● **INFORMATION PROVIDED**
┌──
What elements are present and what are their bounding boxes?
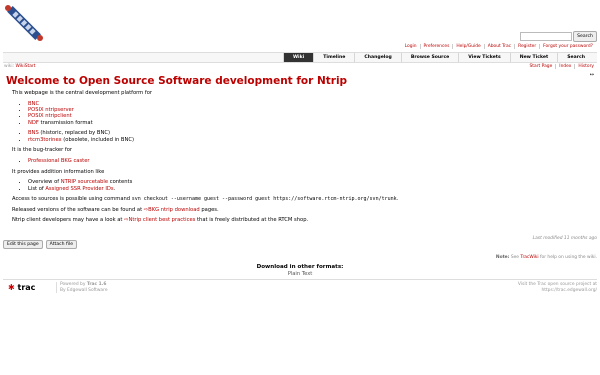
page-title: Welcome to Open Source Software developm…	[6, 75, 348, 87]
meta-nav: Login Preferences Help/Guide About Trac …	[402, 44, 596, 49]
bugtracker-list: Professional BKG caster	[12, 158, 592, 164]
tab-new-ticket[interactable]: New Ticket	[509, 53, 557, 62]
trac-logo[interactable]: ✱ trac	[8, 283, 35, 292]
tab-browse-source[interactable]: Browse Source	[400, 53, 458, 62]
breadcrumb-prefix: wiki:	[4, 64, 15, 69]
tab-timeline[interactable]: Timeline	[313, 53, 354, 62]
best-practice-link[interactable]: ⇨Ntrip client best practices	[124, 217, 195, 223]
list-item: Professional BKG caster	[28, 158, 592, 164]
software-list: BNC POSIX ntripserver POSIX ntripclient …	[12, 101, 592, 127]
last-modified-link[interactable]: 11 months ago	[564, 236, 597, 241]
search-input[interactable]	[520, 32, 572, 41]
bnc-link[interactable]: BNC	[28, 101, 39, 107]
search-button[interactable]: Search	[573, 31, 597, 42]
trac-logo-icon: ✱	[8, 283, 15, 292]
access-text: Access to sources is possible using comm…	[12, 196, 399, 203]
ndf-link[interactable]: NDF	[28, 120, 39, 126]
main-nav: Wiki Timeline Changelog Browse Source Vi…	[3, 52, 597, 63]
site-logo[interactable]	[2, 2, 46, 44]
tracwiki-link[interactable]: TracWiki	[520, 255, 538, 260]
register-link[interactable]: Register	[514, 44, 539, 49]
best-practice-text: Ntrip client developers may have a look …	[12, 217, 309, 224]
attach-file-button[interactable]: Attach file	[45, 240, 78, 249]
ntripclient-link[interactable]: POSIX ntripclient	[28, 113, 72, 119]
help-note: Note: See TracWiki for help on using the…	[495, 255, 597, 260]
breadcrumb: wiki: WikiStart	[4, 64, 35, 69]
context-nav: Start Page Index History	[527, 64, 597, 69]
tab-changelog[interactable]: Changelog	[354, 53, 400, 62]
plain-text-link[interactable]: Plain Text	[0, 271, 600, 277]
edit-page-button[interactable]: Edit this page	[3, 240, 43, 249]
trac-project-link[interactable]: https://trac.edgewall.org/	[541, 288, 597, 293]
preferences-link[interactable]: Preferences	[419, 44, 453, 49]
help-guide-link[interactable]: Help/Guide	[452, 44, 483, 49]
login-link[interactable]: Login	[402, 44, 420, 49]
tab-view-tickets[interactable]: View Tickets	[458, 53, 509, 62]
last-modified: Last modified 11 months ago	[532, 236, 597, 241]
released-text: Released versions of the software can be…	[12, 206, 219, 213]
list-item: NDF transmission format	[28, 120, 592, 126]
bkg-caster-link[interactable]: Professional BKG caster	[28, 158, 90, 164]
tab-wiki[interactable]: Wiki	[282, 53, 314, 62]
additional-text: It provides addition information like	[12, 168, 105, 175]
start-page-link[interactable]: Start Page	[527, 64, 556, 69]
list-item: List of Assigned SSR Provider IDs.	[28, 186, 592, 192]
forgot-password-link[interactable]: Forgot your password?	[539, 44, 596, 49]
page-actions: Edit this page Attach file	[3, 240, 78, 249]
rtcm3torinex-link[interactable]: rtcm3torinex	[28, 137, 62, 143]
trac-version-link[interactable]: Trac 1.6	[87, 282, 107, 287]
svn-command: svn checkout --username guest --password…	[131, 196, 397, 203]
wiki-content: This webpage is the central development …	[12, 90, 592, 228]
edgewall-link[interactable]: Edgewall Software	[67, 288, 108, 293]
index-link[interactable]: Index	[555, 64, 574, 69]
visit-trac: Visit the Trac open source project at ht…	[517, 282, 597, 293]
intro-text: This webpage is the central development …	[12, 90, 152, 96]
info-list: Overview of NTRIP sourcetable contents L…	[12, 179, 592, 192]
sourcetable-link[interactable]: NTRIP sourcetable	[61, 179, 108, 185]
legacy-list: BNS (historic, replaced by BNC) rtcm3tor…	[12, 130, 592, 143]
bugtracker-text: It is the bug-tracker for	[12, 147, 73, 154]
about-trac-link[interactable]: About Trac	[483, 44, 514, 49]
breadcrumb-page-link[interactable]: WikiStart	[15, 64, 35, 69]
ssr-ids-link[interactable]: Assigned SSR Provider IDs	[45, 186, 113, 192]
tab-search[interactable]: Search	[557, 53, 594, 62]
ntripserver-link[interactable]: POSIX ntripserver	[28, 107, 74, 113]
history-link[interactable]: History	[574, 64, 597, 69]
bkg-download-link[interactable]: ⇨BKG ntrip download	[144, 207, 200, 213]
bns-link[interactable]: BNS	[28, 130, 39, 136]
list-item: rtcm3torinex (obsolete, included in BNC)	[28, 137, 592, 143]
download-title: Download in other formats:	[256, 264, 344, 270]
powered-by: Powered by Trac 1.6 By Edgewall Software	[56, 282, 108, 294]
wide-view-icon[interactable]: ↔	[590, 72, 594, 78]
└──
Reproduce the lines above word for word, leaving out the pictures.

What elements are present and what are their bounding boxes?
page-title: Welcome to Open Source Software developm…	[6, 75, 348, 87]
meta-nav: Login Preferences Help/Guide About Trac …	[402, 44, 596, 49]
bugtracker-list: Professional BKG caster	[12, 158, 592, 164]
tab-new-ticket[interactable]: New Ticket	[509, 53, 557, 62]
trac-logo[interactable]: ✱ trac	[8, 283, 35, 292]
tab-browse-source[interactable]: Browse Source	[400, 53, 458, 62]
breadcrumb-prefix: wiki:	[4, 64, 15, 69]
tab-timeline[interactable]: Timeline	[313, 53, 354, 62]
best-practice-link[interactable]: ⇨Ntrip client best practices	[124, 217, 195, 223]
list-item: Professional BKG caster	[28, 158, 592, 164]
software-list: BNC POSIX ntripserver POSIX ntripclient …	[12, 101, 592, 127]
last-modified-link[interactable]: 11 months ago	[564, 236, 597, 241]
search-input[interactable]	[520, 32, 572, 41]
bnc-link[interactable]: BNC	[28, 101, 39, 107]
search-button[interactable]: Search	[573, 31, 597, 42]
trac-logo-icon: ✱	[8, 283, 15, 292]
access-text: Access to sources is possible using comm…	[12, 196, 399, 203]
ndf-link[interactable]: NDF	[28, 120, 39, 126]
main-nav: Wiki Timeline Changelog Browse Source Vi…	[3, 52, 597, 63]
site-logo[interactable]	[2, 2, 46, 44]
tracwiki-link[interactable]: TracWiki	[520, 255, 538, 260]
register-link[interactable]: Register	[514, 44, 539, 49]
best-practice-text: Ntrip client developers may have a look …	[12, 217, 309, 224]
attach-file-button[interactable]: Attach file	[45, 240, 78, 249]
ntripclient-link[interactable]: POSIX ntripclient	[28, 113, 72, 119]
help-note: Note: See TracWiki for help on using the…	[495, 255, 597, 260]
breadcrumb: wiki: WikiStart	[4, 64, 35, 69]
context-nav: Start Page Index History	[527, 64, 597, 69]
tab-changelog[interactable]: Changelog	[354, 53, 400, 62]
plain-text-link[interactable]: Plain Text	[0, 271, 600, 277]
edit-page-button[interactable]: Edit this page	[3, 240, 43, 249]
trac-project-link[interactable]: https://trac.edgewall.org/	[541, 288, 597, 293]
preferences-link[interactable]: Preferences	[419, 44, 453, 49]
help-guide-link[interactable]: Help/Guide	[452, 44, 483, 49]
login-link[interactable]: Login	[402, 44, 420, 49]
tab-view-tickets[interactable]: View Tickets	[458, 53, 509, 62]
last-modified: Last modified 11 months ago	[532, 236, 597, 241]
released-text: Released versions of the software can be…	[12, 206, 219, 213]
list-item: NDF transmission format	[28, 120, 592, 126]
bkg-caster-link[interactable]: Professional BKG caster	[28, 158, 90, 164]
tab-wiki[interactable]: Wiki	[282, 53, 314, 62]
additional-text: It provides addition information like	[12, 168, 105, 175]
start-page-link[interactable]: Start Page	[527, 64, 556, 69]
list-item: List of Assigned SSR Provider IDs.	[28, 186, 592, 192]
forgot-password-link[interactable]: Forgot your password?	[539, 44, 596, 49]
page-actions: Edit this page Attach file	[3, 240, 78, 249]
rtcm3torinex-link[interactable]: rtcm3torinex	[28, 137, 62, 143]
trac-version-link[interactable]: Trac 1.6	[87, 282, 107, 287]
svn-command: svn checkout --username guest --password…	[131, 196, 397, 203]
wiki-content: This webpage is the central development …	[12, 90, 592, 228]
edgewall-link[interactable]: Edgewall Software	[67, 288, 108, 293]
index-link[interactable]: Index	[555, 64, 574, 69]
visit-trac: Visit the Trac open source project at ht…	[517, 282, 597, 293]
intro-text: This webpage is the central development …	[12, 90, 152, 96]
info-list: Overview of NTRIP sourcetable contents L…	[12, 179, 592, 192]
sourcetable-link[interactable]: NTRIP sourcetable	[61, 179, 108, 185]
legacy-list: BNS (historic, replaced by BNC) rtcm3tor…	[12, 130, 592, 143]
bugtracker-text: It is the bug-tracker for	[12, 147, 73, 154]
about-trac-link[interactable]: About Trac	[483, 44, 514, 49]
breadcrumb-page-link[interactable]: WikiStart	[15, 64, 35, 69]
ssr-ids-link[interactable]: Assigned SSR Provider IDs	[45, 186, 113, 192]
tab-search[interactable]: Search	[557, 53, 594, 62]
ntripserver-link[interactable]: POSIX ntripserver	[28, 107, 74, 113]
history-link[interactable]: History	[574, 64, 597, 69]
bkg-download-link[interactable]: ⇨BKG ntrip download	[144, 207, 200, 213]
bns-link[interactable]: BNS	[28, 130, 39, 136]
list-item: rtcm3torinex (obsolete, included in BNC)	[28, 137, 592, 143]
download-title: Download in other formats:	[256, 264, 344, 270]
powered-by: Powered by Trac 1.6 By Edgewall Software	[56, 282, 108, 294]
wide-view-icon[interactable]: ↔	[590, 72, 594, 78]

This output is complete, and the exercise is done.